§ WHAT YOU SHOULD DO
Which lines hold the word "name"? Copy each of them.

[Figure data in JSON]

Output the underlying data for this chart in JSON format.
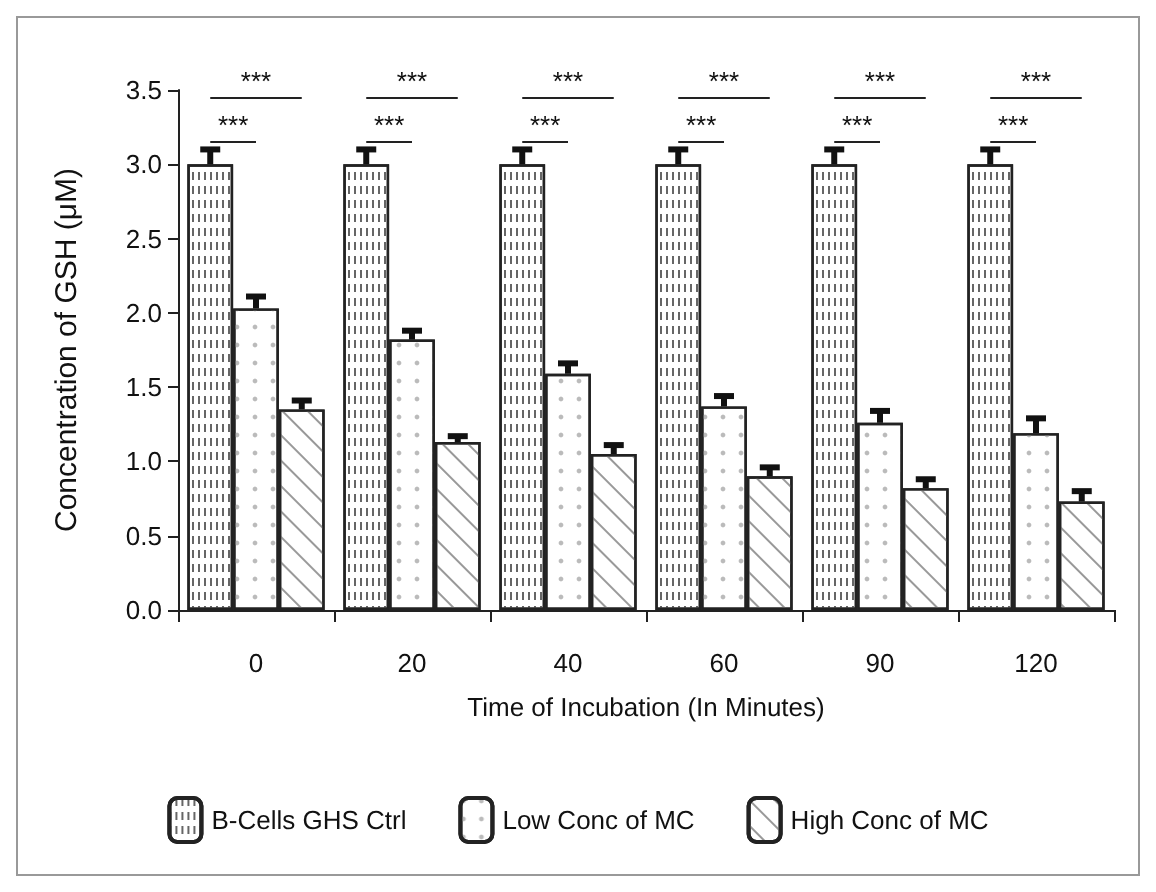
{
  "chart_data": {
    "type": "bar",
    "xlabel": "Time of Incubation (In Minutes)",
    "ylabel": "Concentration of GSH (μM)",
    "categories": [
      "0",
      "20",
      "40",
      "60",
      "90",
      "120"
    ],
    "series": [
      {
        "name": "B-Cells GHS Ctrl",
        "color": "#ffffff",
        "values": [
          3.0,
          3.0,
          3.0,
          3.0,
          3.0,
          3.0
        ],
        "errors": [
          0.1,
          0.1,
          0.1,
          0.1,
          0.1,
          0.1
        ]
      },
      {
        "name": "Low Conc of MC",
        "color": "#ffffff",
        "values": [
          2.03,
          1.82,
          1.59,
          1.37,
          1.26,
          1.19
        ],
        "errors": [
          0.08,
          0.06,
          0.07,
          0.07,
          0.08,
          0.1
        ]
      },
      {
        "name": "High Conc of MC",
        "color": "#ffffff",
        "values": [
          1.35,
          1.13,
          1.05,
          0.9,
          0.82,
          0.73
        ],
        "errors": [
          0.06,
          0.04,
          0.06,
          0.06,
          0.06,
          0.07
        ]
      }
    ],
    "annotations": [
      "***",
      "***",
      "***",
      "***",
      "***",
      "***",
      "***",
      "***",
      "***",
      "***",
      "***",
      "***"
    ],
    "ylim": [
      0,
      3.5
    ],
    "yticks": [
      {
        "value": 0,
        "label": "0.0"
      },
      0.5,
      {
        "value": 1,
        "label": "1.0"
      },
      1.5,
      {
        "value": 2,
        "label": "2.0"
      },
      2.5,
      {
        "value": 3,
        "label": "3.0"
      },
      3.5
    ],
    "grid": false,
    "legend": "bottom"
  }
}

§ RESULT OF THE TASK
        "name": "B-Cells GHS Ctrl",
        "name": "Low Conc of MC",
        "name": "High Conc of MC",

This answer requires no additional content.